> _TO BE DONE_:
Print, exactly and completely, every entry in the data.

— start of RECORDS —

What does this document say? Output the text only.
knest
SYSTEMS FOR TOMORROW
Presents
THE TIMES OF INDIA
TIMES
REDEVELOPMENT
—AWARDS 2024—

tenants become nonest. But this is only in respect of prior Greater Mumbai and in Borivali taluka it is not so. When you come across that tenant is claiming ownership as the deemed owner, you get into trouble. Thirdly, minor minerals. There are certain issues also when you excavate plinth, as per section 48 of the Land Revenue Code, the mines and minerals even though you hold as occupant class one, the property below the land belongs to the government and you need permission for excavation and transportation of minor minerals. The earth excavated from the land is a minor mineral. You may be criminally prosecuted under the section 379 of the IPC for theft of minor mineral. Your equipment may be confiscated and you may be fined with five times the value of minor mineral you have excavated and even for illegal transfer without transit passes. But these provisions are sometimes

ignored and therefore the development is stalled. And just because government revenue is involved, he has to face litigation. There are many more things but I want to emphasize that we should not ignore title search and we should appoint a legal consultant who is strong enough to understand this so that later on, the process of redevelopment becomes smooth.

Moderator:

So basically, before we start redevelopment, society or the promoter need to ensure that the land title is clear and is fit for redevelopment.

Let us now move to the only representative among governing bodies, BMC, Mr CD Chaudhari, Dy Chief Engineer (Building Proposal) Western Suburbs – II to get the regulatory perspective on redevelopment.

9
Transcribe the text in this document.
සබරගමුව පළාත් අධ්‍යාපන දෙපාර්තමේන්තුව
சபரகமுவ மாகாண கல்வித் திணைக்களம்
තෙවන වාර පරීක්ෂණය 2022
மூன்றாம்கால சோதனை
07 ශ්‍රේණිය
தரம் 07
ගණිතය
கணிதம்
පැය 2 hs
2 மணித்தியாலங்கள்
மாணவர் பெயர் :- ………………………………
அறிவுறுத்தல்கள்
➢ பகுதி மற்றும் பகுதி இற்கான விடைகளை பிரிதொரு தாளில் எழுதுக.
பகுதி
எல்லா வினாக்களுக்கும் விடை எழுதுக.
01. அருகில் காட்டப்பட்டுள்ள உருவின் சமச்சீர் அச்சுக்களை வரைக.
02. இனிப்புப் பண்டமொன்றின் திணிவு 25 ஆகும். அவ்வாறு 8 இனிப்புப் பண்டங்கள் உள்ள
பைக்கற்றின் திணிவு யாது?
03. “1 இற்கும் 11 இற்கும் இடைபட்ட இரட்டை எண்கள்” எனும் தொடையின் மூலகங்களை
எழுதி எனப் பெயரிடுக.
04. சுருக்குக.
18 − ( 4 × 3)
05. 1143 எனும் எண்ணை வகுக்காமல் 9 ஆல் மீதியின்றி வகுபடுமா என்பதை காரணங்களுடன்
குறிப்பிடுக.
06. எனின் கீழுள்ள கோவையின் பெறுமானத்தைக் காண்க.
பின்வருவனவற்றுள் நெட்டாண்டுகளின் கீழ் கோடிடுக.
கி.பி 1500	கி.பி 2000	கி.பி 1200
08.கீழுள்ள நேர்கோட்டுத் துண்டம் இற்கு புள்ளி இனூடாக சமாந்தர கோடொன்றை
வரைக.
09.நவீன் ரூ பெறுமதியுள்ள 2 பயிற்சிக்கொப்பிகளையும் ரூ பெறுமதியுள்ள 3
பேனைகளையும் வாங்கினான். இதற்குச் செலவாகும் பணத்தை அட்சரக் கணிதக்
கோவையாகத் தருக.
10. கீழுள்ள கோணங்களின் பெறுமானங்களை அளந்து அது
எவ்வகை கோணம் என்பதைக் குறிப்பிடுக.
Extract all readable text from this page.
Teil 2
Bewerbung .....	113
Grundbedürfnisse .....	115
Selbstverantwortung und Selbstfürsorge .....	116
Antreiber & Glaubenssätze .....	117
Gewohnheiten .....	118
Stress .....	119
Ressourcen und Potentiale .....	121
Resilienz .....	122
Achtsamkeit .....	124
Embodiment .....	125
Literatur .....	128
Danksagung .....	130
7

— end of RECORDS —

> _EXPECTED OUTPUT_:
What does this document say? Output the text only.
knest
SYSTEMS FOR TOMORROW
Presents
THE TIMES OF INDIA
TIMES
REDEVELOPMENT
—AWARDS 2024—

tenants become nonest. But this is only in respect of prior Greater Mumbai and in Borivali taluka it is not so. When you come across that tenant is claiming ownership as the deemed owner, you get into trouble. Thirdly, minor minerals. There are certain issues also when you excavate plinth, as per section 48 of the Land Revenue Code, the mines and minerals even though you hold as occupant class one, the property below the land belongs to the government and you need permission for excavation and transportation of minor minerals. The earth excavated from the land is a minor mineral. You may be criminally prosecuted under the section 379 of the IPC for theft of minor mineral. Your equipment may be confiscated and you may be fined with five times the value of minor mineral you have excavated and even for illegal transfer without transit passes. But these provisions are sometimes

ignored and therefore the development is stalled. And just because government revenue is involved, he has to face litigation. There are many more things but I want to emphasize that we should not ignore title search and we should appoint a legal consultant who is strong enough to understand this so that later on, the process of redevelopment becomes smooth.

Moderator:

So basically, before we start redevelopment, society or the promoter need to ensure that the land title is clear and is fit for redevelopment.

Let us now move to the only representative among governing bodies, BMC, Mr CD Chaudhari, Dy Chief Engineer (Building Proposal) Western Suburbs – II to get the regulatory perspective on redevelopment.

9
Transcribe the text in this document.
සබරගමුව පළාත් අධ්‍යාපන දෙපාර්තමේන්තුව
சபரகமுவ மாகாண கல்வித் திணைக்களம்
තෙවන වාර පරීක්ෂණය 2022
மூன்றாம்கால சோதனை
07 ශ්‍රේණිය
தரம் 07
ගණිතය
கணிதம்
පැය 2 hs
2 மணித்தியாலங்கள்
மாணவர் பெயர் :- ………………………………
அறிவுறுத்தல்கள்
➢ பகுதி மற்றும் பகுதி இற்கான விடைகளை பிரிதொரு தாளில் எழுதுக.
பகுதி
எல்லா வினாக்களுக்கும் விடை எழுதுக.
01. அருகில் காட்டப்பட்டுள்ள உருவின் சமச்சீர் அச்சுக்களை வரைக.
02. இனிப்புப் பண்டமொன்றின் திணிவு 25 ஆகும். அவ்வாறு 8 இனிப்புப் பண்டங்கள் உள்ள
பைக்கற்றின் திணிவு யாது?
03. “1 இற்கும் 11 இற்கும் இடைபட்ட இரட்டை எண்கள்” எனும் தொடையின் மூலகங்களை
எழுதி எனப் பெயரிடுக.
04. சுருக்குக.
18 − ( 4 × 3)
05. 1143 எனும் எண்ணை வகுக்காமல் 9 ஆல் மீதியின்றி வகுபடுமா என்பதை காரணங்களுடன்
குறிப்பிடுக.
06. எனின் கீழுள்ள கோவையின் பெறுமானத்தைக் காண்க.
பின்வருவனவற்றுள் நெட்டாண்டுகளின் கீழ் கோடிடுக.
கி.பி 1500	கி.பி 2000	கி.பி 1200
08.கீழுள்ள நேர்கோட்டுத் துண்டம் இற்கு புள்ளி இனூடாக சமாந்தர கோடொன்றை
வரைக.
09.நவீன் ரூ பெறுமதியுள்ள 2 பயிற்சிக்கொப்பிகளையும் ரூ பெறுமதியுள்ள 3
பேனைகளையும் வாங்கினான். இதற்குச் செலவாகும் பணத்தை அட்சரக் கணிதக்
கோவையாகத் தருக.
10. கீழுள்ள கோணங்களின் பெறுமானங்களை அளந்து அது
எவ்வகை கோணம் என்பதைக் குறிப்பிடுக.
Extract all readable text from this page.
Teil 2
Bewerbung .....	113
Grundbedürfnisse .....	115
Selbstverantwortung und Selbstfürsorge .....	116
Antreiber & Glaubenssätze .....	117
Gewohnheiten .....	118
Stress .....	119
Ressourcen und Potentiale .....	121
Resilienz .....	122
Achtsamkeit .....	124
Embodiment .....	125
Literatur .....	128
Danksagung .....	130
7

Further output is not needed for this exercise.